▸ EXERCISE DETAILS
Copy each line that contains the string "xlabel".

[Start of TASK INPUT]

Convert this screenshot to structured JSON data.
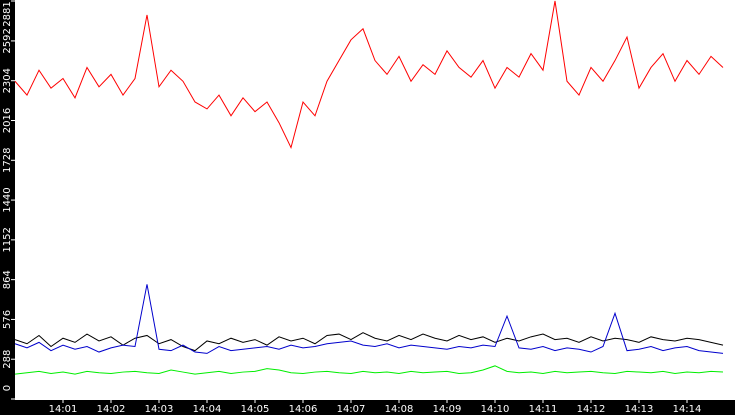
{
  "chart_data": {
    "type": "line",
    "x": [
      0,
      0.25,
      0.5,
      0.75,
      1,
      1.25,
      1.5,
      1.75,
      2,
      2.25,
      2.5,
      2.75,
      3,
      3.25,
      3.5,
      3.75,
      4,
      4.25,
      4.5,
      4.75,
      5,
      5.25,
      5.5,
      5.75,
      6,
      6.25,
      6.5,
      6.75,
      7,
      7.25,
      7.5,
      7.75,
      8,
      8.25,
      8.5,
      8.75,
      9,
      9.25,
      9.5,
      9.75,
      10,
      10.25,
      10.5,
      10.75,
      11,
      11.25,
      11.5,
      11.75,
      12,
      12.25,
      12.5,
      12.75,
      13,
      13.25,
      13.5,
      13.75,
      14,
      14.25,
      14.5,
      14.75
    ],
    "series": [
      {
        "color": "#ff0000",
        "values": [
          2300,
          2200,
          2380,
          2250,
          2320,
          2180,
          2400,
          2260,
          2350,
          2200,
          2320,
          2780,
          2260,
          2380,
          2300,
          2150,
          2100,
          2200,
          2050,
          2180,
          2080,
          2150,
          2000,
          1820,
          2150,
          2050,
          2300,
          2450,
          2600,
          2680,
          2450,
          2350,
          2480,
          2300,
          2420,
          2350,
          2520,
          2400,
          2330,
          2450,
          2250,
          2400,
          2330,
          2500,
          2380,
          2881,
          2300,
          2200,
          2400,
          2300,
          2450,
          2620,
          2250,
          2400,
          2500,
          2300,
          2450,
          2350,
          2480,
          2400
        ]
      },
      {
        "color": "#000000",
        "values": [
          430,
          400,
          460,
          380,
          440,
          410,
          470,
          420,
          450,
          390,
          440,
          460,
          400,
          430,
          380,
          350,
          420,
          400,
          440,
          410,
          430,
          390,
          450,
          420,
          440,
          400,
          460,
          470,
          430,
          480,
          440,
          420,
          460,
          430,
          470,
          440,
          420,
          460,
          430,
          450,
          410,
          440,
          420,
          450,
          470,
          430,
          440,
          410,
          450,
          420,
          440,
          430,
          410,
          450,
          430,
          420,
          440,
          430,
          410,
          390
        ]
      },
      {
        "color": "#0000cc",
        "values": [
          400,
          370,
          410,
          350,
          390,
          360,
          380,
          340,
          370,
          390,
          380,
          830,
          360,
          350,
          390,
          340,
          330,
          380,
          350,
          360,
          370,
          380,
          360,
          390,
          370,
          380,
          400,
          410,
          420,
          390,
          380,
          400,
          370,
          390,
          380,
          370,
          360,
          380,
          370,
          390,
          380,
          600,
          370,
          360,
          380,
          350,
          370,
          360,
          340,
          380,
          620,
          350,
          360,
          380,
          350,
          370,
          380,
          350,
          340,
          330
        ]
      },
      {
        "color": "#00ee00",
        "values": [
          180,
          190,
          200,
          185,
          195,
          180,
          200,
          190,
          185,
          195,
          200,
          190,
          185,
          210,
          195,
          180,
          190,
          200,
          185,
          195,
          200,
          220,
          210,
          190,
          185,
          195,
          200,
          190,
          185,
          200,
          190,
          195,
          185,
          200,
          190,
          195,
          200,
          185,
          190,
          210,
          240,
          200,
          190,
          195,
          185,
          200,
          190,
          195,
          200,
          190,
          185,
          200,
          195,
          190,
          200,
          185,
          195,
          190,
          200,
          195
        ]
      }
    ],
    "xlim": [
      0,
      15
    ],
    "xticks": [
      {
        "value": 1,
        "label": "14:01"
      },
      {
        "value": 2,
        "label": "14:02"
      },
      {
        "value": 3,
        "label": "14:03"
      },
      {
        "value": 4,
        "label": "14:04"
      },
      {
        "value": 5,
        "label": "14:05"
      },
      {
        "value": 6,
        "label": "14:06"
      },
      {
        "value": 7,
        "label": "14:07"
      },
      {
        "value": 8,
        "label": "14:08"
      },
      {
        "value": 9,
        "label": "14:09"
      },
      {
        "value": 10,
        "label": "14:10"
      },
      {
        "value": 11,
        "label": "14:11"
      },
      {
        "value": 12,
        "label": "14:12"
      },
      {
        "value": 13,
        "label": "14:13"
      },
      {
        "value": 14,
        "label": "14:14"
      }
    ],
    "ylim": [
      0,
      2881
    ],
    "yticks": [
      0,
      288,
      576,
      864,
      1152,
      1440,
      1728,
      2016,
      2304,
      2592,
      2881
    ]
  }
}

[End of TASK INPUT]
[Start of TASK INPUT]

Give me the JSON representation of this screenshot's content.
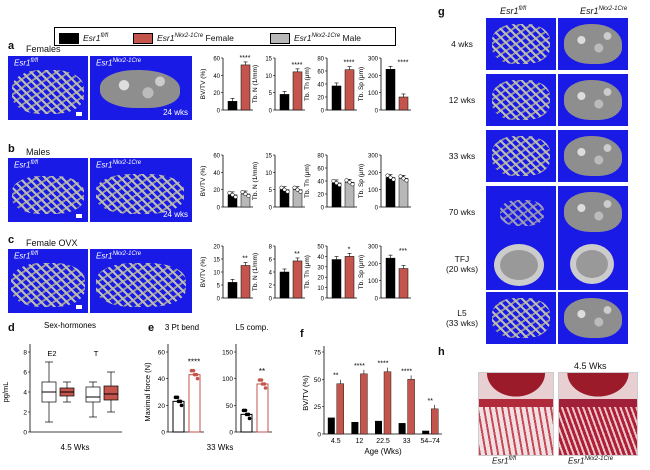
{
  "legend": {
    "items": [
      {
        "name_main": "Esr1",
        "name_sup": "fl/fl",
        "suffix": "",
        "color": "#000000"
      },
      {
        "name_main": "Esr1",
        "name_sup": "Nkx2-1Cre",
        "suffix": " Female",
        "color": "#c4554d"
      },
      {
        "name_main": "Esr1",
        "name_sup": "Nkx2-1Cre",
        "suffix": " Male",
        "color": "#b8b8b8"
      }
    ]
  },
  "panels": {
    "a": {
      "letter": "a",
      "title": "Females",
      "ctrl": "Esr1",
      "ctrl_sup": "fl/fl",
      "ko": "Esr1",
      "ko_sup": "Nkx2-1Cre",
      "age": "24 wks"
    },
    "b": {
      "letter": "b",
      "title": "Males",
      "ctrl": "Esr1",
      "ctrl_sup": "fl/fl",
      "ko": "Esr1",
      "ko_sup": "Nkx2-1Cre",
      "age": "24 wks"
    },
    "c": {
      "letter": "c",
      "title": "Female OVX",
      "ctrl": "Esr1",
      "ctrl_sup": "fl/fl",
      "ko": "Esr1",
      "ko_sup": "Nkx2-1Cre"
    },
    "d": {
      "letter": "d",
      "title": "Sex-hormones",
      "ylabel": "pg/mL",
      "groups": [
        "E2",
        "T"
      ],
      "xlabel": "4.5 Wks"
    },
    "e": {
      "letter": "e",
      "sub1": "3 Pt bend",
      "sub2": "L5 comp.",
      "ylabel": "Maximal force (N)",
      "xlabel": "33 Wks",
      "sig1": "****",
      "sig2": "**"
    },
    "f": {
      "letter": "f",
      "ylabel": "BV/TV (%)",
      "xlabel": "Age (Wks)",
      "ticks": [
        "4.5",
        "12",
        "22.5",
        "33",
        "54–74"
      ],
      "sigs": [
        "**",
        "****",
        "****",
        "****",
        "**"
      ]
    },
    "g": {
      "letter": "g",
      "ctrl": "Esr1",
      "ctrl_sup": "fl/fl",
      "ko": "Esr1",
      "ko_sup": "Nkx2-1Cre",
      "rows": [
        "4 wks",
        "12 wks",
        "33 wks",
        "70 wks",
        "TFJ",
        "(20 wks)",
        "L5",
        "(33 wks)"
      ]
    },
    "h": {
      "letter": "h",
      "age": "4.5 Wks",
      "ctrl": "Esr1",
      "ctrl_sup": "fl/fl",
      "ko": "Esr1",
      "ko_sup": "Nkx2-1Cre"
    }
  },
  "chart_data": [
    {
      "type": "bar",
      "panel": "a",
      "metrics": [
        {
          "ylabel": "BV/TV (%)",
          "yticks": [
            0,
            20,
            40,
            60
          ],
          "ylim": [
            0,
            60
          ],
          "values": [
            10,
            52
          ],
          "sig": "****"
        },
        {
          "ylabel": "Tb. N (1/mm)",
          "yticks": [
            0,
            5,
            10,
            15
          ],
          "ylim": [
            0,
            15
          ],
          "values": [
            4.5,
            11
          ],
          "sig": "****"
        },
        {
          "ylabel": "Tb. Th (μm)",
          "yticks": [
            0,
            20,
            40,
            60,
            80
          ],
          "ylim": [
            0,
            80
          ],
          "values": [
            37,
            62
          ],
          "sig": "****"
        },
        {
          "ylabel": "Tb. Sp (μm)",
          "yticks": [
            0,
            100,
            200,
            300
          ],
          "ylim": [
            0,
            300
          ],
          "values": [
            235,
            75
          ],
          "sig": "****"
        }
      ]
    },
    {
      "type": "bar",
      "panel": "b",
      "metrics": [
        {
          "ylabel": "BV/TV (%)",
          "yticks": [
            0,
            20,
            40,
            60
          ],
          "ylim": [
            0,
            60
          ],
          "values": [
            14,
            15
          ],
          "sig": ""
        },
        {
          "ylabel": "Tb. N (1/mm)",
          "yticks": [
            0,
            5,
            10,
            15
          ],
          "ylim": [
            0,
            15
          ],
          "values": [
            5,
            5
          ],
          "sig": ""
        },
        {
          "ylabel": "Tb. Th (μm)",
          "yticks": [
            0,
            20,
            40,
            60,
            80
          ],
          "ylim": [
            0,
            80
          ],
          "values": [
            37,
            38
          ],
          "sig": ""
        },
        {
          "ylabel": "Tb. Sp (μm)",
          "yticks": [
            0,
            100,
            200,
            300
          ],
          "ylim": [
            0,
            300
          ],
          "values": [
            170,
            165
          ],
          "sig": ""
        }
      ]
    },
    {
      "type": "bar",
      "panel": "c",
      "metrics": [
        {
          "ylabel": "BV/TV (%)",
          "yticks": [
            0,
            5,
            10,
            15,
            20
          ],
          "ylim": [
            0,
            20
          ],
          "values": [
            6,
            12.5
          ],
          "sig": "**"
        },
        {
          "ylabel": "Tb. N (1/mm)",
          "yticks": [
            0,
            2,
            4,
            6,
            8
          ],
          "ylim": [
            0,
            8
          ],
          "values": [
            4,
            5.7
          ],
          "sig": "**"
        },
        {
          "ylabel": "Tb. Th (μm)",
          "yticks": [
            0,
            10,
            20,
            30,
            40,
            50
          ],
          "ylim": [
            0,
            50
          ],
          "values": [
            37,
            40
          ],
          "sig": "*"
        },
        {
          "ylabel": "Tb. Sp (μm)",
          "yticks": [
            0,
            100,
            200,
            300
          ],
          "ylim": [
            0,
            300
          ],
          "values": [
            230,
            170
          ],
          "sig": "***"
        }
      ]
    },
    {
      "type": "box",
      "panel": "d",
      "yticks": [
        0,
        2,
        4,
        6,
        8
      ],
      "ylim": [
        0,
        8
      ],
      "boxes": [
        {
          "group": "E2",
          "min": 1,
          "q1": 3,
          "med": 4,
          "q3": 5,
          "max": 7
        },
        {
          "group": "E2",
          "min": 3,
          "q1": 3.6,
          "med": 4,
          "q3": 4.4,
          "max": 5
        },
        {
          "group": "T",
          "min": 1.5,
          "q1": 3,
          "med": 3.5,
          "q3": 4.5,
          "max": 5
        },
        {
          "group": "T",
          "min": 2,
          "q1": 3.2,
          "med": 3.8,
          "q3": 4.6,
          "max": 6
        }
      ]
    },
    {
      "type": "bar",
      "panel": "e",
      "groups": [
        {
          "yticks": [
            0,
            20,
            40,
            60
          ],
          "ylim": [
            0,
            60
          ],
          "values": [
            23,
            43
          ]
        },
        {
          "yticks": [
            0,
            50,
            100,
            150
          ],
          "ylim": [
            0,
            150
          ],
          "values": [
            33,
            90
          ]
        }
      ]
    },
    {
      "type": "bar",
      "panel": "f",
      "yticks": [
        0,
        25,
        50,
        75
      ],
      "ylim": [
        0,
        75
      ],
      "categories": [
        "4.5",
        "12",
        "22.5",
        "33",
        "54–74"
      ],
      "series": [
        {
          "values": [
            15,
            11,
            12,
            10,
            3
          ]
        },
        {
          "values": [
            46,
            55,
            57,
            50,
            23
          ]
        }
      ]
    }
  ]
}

[End of TASK INPUT]
[Start of TASK INPUT]

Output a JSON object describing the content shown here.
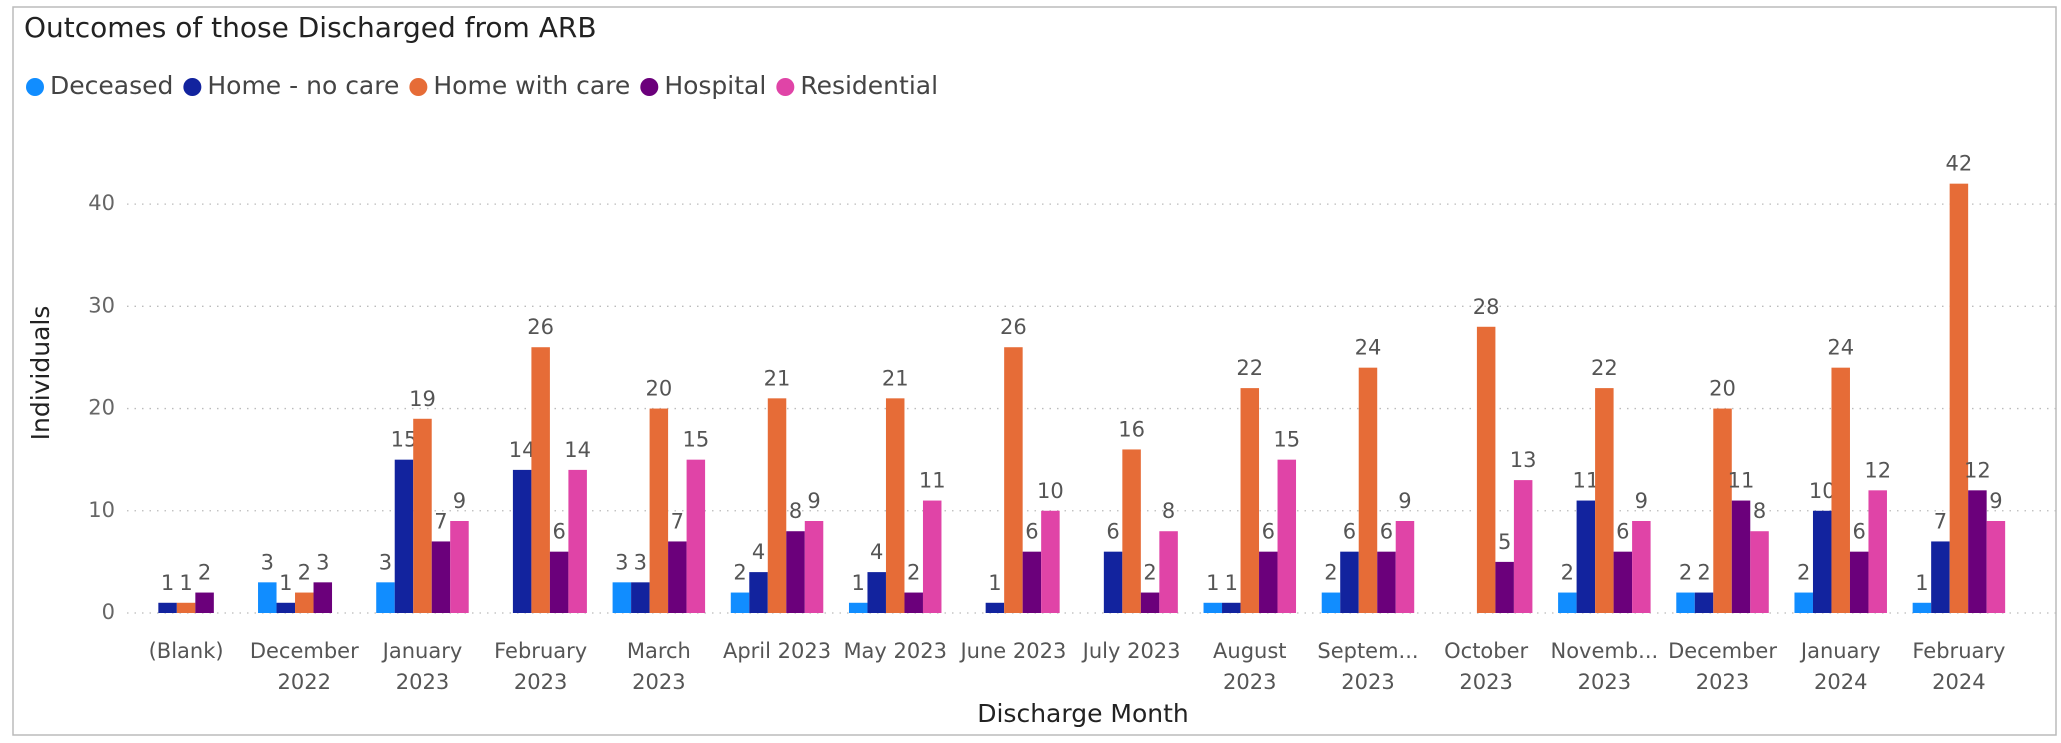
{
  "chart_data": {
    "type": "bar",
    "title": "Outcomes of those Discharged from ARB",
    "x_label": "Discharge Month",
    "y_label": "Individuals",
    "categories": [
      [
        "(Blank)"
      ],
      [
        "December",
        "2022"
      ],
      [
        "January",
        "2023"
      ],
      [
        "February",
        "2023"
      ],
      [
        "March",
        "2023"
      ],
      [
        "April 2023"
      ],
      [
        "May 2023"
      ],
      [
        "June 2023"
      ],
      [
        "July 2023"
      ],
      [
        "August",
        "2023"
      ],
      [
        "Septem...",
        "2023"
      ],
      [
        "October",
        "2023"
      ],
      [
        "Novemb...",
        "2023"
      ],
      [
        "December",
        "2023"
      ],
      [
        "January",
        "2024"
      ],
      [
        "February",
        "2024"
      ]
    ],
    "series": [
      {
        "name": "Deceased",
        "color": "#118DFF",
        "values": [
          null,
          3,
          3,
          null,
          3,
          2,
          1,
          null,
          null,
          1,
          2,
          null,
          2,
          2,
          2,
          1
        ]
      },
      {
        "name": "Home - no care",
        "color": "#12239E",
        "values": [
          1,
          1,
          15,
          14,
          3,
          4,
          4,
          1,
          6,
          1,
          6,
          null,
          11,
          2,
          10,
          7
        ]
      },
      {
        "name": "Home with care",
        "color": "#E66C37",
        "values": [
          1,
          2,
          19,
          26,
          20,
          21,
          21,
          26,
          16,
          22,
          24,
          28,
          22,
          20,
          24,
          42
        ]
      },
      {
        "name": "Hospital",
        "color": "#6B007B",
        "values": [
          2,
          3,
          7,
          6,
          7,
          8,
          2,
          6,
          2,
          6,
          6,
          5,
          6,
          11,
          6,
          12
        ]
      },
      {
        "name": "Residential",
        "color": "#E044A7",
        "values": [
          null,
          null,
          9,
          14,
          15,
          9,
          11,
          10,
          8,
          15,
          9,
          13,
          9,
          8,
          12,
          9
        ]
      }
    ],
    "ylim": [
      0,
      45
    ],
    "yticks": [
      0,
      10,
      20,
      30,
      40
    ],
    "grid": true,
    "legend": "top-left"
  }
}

[End of TASK INPUT]

▸ EXERCISE OUTPUT
      "xlabel": "4.5 Wks"
      "xlabel": "33 Wks",
      "xlabel": "Age (Wks)",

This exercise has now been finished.